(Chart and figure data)
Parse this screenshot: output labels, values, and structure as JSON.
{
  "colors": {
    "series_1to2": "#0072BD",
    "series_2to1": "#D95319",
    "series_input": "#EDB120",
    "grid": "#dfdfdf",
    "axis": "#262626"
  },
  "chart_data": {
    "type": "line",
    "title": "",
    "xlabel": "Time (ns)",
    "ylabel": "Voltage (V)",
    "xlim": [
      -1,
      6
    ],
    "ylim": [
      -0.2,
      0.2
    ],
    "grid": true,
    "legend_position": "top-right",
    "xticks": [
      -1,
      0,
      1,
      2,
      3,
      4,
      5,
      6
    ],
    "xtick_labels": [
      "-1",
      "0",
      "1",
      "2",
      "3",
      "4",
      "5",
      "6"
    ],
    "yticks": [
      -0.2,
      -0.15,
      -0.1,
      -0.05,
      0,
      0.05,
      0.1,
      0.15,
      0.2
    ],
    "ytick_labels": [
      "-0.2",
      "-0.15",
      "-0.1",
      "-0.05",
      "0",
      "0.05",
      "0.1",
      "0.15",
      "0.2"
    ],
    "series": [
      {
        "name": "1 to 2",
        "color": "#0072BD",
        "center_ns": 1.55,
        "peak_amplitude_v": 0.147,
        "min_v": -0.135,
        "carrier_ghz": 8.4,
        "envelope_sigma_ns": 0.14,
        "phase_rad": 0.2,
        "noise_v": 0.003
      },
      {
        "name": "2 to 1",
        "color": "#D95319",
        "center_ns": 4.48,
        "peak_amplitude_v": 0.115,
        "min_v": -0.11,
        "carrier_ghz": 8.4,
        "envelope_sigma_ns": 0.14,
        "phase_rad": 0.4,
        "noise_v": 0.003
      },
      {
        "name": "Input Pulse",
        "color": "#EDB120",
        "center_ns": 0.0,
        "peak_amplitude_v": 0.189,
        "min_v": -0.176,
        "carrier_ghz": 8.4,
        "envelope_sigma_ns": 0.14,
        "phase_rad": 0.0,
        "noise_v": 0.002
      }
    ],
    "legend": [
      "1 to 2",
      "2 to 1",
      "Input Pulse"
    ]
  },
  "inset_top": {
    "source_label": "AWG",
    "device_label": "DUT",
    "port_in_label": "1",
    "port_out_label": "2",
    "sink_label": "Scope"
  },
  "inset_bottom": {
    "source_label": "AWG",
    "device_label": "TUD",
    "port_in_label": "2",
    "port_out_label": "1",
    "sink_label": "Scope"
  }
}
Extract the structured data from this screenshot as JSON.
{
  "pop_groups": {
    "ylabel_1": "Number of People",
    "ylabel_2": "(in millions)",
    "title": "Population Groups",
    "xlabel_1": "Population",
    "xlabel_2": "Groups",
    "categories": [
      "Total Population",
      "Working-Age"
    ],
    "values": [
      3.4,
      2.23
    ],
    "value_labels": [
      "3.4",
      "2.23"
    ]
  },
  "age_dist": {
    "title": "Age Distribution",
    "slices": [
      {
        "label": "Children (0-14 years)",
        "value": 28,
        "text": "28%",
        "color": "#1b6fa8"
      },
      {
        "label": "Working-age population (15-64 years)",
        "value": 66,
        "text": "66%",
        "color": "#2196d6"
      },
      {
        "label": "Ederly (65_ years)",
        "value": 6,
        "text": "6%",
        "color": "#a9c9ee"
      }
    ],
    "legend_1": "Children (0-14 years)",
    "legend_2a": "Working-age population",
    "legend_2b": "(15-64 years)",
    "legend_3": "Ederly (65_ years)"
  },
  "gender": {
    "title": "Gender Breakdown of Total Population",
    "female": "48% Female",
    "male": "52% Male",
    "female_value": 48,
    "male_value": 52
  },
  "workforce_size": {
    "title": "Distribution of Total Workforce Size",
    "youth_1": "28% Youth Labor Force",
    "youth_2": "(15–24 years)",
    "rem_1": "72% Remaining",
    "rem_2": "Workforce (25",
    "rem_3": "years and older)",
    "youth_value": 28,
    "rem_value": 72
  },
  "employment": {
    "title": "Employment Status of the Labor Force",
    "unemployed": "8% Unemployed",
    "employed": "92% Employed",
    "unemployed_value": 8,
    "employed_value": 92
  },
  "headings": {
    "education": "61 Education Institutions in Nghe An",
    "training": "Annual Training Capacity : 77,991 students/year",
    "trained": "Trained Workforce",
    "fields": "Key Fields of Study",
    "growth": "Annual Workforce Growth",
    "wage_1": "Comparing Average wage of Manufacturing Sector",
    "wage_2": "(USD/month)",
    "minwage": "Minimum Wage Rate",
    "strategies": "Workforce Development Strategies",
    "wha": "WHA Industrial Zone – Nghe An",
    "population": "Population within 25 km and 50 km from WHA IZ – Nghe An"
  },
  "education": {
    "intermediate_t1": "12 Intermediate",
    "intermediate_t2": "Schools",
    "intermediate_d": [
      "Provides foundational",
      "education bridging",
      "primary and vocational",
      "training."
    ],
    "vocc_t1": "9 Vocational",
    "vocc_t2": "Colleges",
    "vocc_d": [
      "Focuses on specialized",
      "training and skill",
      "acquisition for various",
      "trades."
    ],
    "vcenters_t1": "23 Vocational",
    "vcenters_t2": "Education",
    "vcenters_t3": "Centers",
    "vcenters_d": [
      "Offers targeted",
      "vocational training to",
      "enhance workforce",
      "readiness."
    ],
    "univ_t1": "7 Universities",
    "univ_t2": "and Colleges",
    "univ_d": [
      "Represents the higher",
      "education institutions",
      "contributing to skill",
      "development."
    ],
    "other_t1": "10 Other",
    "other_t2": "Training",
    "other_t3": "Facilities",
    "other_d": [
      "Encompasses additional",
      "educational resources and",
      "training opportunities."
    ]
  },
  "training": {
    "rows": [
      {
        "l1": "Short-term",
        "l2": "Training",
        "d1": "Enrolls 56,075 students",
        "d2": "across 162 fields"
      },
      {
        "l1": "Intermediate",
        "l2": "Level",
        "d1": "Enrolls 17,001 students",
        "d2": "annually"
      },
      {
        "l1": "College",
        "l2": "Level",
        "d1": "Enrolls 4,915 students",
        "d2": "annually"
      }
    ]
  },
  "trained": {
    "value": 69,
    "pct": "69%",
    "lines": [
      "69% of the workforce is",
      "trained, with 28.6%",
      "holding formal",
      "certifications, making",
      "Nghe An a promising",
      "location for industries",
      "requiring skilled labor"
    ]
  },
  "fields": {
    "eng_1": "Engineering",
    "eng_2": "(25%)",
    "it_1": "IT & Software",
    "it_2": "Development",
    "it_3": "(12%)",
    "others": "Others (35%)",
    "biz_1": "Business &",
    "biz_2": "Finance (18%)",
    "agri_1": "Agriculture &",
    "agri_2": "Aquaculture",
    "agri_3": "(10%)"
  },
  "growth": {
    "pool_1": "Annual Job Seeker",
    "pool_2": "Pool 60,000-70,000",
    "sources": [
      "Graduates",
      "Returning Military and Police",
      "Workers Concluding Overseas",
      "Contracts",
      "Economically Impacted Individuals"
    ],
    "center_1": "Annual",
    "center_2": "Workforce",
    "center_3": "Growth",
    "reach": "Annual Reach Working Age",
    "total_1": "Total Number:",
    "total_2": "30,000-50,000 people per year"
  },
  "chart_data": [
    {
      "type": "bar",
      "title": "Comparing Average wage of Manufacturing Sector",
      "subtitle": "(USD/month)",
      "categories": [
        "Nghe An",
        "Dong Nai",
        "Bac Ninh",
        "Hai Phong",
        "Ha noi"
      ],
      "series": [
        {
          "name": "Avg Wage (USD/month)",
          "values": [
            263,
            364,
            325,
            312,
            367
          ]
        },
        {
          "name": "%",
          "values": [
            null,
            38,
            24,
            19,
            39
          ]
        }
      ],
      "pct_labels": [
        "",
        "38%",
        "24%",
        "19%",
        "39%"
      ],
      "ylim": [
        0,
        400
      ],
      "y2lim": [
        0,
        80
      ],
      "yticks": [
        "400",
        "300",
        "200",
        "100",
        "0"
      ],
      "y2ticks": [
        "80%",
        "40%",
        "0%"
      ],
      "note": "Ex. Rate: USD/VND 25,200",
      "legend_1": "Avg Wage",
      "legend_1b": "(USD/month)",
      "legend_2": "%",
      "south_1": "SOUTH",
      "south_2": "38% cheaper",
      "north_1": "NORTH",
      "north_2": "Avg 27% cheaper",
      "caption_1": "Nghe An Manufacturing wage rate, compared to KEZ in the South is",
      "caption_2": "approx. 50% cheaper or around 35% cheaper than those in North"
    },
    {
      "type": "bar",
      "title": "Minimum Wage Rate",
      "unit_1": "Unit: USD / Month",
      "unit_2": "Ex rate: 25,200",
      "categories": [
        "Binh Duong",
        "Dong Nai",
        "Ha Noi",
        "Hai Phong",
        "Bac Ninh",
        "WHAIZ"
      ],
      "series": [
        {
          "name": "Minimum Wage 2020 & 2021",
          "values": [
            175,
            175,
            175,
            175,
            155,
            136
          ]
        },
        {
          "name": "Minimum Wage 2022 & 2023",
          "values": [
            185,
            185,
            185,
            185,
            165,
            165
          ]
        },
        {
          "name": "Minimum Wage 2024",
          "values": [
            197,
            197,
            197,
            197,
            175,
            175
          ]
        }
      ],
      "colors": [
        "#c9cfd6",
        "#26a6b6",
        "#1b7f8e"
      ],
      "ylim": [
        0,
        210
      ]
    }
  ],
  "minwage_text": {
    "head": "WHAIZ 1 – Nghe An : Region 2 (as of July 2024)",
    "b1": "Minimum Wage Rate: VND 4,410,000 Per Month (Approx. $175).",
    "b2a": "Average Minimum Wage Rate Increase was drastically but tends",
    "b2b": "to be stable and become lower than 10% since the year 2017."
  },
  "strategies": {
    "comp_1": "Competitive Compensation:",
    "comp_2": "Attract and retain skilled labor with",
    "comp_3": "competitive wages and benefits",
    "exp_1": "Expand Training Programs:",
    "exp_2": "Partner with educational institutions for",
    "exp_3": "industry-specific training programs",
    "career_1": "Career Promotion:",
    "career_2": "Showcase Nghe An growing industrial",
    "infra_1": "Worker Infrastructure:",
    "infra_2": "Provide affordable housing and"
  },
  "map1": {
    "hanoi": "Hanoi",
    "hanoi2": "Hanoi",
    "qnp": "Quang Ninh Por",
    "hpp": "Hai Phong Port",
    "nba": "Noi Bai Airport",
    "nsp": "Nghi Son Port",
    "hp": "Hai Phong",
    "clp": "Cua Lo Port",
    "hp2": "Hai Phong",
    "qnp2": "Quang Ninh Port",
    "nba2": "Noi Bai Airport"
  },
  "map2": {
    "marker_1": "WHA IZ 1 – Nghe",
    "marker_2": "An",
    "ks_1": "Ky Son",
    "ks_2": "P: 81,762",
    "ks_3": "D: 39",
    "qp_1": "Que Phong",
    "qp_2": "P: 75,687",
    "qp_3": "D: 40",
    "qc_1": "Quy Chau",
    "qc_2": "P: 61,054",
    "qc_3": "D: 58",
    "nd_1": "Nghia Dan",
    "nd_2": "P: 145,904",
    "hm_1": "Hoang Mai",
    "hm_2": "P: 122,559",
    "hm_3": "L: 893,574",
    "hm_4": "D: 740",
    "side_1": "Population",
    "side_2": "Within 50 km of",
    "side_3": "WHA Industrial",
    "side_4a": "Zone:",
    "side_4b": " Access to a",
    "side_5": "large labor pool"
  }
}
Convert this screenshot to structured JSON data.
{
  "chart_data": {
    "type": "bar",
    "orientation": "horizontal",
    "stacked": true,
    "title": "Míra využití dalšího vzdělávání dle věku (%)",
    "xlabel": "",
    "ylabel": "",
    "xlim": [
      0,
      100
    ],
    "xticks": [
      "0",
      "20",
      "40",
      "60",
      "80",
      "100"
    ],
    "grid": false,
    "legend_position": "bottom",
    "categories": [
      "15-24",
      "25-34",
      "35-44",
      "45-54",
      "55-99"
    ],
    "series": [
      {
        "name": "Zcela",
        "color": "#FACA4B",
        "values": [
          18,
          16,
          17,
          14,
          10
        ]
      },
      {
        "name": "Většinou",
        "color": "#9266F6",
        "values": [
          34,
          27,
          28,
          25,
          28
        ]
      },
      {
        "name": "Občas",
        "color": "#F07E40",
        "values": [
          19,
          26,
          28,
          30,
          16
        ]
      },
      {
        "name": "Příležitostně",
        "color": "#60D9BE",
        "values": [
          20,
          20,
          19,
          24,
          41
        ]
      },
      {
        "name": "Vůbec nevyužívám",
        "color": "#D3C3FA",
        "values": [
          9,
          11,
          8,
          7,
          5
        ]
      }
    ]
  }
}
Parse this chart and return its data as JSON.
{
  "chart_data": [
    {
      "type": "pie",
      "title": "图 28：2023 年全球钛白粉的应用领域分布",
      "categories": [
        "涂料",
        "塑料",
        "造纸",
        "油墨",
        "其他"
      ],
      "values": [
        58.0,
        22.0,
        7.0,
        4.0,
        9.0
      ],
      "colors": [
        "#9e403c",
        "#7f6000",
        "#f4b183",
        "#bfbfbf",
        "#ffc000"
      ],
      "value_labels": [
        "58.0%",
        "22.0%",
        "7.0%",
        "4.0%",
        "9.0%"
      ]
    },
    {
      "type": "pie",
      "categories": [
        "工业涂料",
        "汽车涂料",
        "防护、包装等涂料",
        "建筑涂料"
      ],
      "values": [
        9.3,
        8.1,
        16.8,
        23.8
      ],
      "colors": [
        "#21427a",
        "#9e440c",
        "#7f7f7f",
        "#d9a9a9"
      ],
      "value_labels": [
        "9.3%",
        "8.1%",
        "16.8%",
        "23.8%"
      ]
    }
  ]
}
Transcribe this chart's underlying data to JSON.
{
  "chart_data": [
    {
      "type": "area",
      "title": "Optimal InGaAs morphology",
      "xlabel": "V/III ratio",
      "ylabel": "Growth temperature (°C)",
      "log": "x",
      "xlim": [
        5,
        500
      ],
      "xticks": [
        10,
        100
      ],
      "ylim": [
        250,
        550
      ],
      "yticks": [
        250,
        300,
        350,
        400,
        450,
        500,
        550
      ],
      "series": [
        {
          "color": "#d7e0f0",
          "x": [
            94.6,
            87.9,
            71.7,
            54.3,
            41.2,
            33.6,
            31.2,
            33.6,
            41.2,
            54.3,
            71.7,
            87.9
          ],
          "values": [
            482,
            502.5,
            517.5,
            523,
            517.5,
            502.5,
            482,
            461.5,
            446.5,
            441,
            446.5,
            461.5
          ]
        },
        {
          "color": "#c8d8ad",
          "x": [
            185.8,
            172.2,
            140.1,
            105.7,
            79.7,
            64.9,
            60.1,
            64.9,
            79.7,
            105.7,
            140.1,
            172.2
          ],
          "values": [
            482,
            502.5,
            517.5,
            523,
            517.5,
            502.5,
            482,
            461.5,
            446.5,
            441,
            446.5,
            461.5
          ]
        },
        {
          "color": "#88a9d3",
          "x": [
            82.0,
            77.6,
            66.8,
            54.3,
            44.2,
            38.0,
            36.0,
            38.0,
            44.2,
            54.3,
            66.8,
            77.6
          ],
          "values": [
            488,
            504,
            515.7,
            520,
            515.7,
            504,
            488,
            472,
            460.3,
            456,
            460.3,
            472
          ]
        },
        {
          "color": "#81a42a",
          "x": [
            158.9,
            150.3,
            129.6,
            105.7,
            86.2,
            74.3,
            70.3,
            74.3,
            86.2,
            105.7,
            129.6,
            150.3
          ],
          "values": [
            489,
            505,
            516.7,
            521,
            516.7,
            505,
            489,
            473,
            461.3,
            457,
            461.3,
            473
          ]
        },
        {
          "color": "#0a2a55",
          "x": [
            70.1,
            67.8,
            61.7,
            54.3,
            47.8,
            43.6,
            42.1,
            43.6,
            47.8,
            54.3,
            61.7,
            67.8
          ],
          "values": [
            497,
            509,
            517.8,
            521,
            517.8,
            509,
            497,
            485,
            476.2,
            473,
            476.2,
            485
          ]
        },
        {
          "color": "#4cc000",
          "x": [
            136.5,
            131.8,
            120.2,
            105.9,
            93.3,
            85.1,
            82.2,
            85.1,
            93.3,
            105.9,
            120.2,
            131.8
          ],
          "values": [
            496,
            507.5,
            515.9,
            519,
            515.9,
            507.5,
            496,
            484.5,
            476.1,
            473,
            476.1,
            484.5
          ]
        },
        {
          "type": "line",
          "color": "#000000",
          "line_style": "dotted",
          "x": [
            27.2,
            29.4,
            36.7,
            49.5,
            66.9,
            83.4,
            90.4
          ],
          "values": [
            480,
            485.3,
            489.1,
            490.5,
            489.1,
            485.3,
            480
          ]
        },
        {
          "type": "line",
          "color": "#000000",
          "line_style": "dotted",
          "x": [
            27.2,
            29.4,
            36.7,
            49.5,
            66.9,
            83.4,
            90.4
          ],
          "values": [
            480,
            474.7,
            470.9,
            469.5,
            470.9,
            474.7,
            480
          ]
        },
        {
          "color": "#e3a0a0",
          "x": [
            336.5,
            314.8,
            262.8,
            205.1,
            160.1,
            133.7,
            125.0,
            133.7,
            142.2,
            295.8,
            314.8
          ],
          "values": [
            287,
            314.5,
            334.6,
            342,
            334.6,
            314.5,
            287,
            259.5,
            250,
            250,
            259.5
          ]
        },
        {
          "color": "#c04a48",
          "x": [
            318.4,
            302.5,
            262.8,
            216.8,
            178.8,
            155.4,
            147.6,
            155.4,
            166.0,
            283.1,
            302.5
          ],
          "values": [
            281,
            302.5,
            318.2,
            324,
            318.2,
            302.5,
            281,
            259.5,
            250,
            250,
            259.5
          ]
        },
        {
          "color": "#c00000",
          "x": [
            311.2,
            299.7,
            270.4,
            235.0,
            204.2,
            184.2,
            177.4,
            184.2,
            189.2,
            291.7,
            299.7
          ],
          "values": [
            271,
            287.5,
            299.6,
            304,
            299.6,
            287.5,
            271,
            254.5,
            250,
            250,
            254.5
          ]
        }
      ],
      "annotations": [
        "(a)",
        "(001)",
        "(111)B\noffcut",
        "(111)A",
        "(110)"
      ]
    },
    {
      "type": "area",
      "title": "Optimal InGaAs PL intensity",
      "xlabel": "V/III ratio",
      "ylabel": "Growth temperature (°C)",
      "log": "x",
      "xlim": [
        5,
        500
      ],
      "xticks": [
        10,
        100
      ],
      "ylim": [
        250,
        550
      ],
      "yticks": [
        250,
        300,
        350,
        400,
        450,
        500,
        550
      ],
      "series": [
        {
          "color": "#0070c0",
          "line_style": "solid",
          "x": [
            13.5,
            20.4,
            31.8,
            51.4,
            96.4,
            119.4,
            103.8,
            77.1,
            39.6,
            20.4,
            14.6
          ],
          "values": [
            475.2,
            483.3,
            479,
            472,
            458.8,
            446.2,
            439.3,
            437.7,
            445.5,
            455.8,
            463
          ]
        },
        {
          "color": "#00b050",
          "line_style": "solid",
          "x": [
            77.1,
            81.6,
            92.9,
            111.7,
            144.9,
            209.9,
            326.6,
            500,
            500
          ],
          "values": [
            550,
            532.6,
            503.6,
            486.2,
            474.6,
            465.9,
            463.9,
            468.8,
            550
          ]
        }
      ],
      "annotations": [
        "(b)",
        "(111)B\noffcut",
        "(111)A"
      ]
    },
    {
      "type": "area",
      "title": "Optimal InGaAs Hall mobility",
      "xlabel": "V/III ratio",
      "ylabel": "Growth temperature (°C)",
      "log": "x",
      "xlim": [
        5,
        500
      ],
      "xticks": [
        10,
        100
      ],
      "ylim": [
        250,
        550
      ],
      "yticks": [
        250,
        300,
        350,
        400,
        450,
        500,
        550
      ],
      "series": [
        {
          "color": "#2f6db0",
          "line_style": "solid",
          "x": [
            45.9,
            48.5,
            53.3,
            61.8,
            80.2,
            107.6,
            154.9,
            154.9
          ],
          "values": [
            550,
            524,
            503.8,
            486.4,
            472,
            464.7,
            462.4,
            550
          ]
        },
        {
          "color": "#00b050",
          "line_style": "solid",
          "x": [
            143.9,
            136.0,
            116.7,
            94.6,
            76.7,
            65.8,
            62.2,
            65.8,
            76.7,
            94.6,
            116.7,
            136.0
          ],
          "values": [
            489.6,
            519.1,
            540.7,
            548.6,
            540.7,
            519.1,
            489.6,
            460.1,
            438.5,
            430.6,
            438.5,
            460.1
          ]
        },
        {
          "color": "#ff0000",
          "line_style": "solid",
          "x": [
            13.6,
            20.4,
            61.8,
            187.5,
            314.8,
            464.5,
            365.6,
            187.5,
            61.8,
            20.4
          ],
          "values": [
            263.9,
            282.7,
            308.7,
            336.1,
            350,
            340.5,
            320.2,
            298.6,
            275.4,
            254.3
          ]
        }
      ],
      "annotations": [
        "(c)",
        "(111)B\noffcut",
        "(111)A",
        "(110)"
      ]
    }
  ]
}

■ Task requirements ■
List every line above that holds the word "screenshot".

■ Written reply ■
Parse this screenshot: output labels, values, and structure as JSON.
Extract the structured data from this screenshot as JSON.
Convert this screenshot to structured JSON data.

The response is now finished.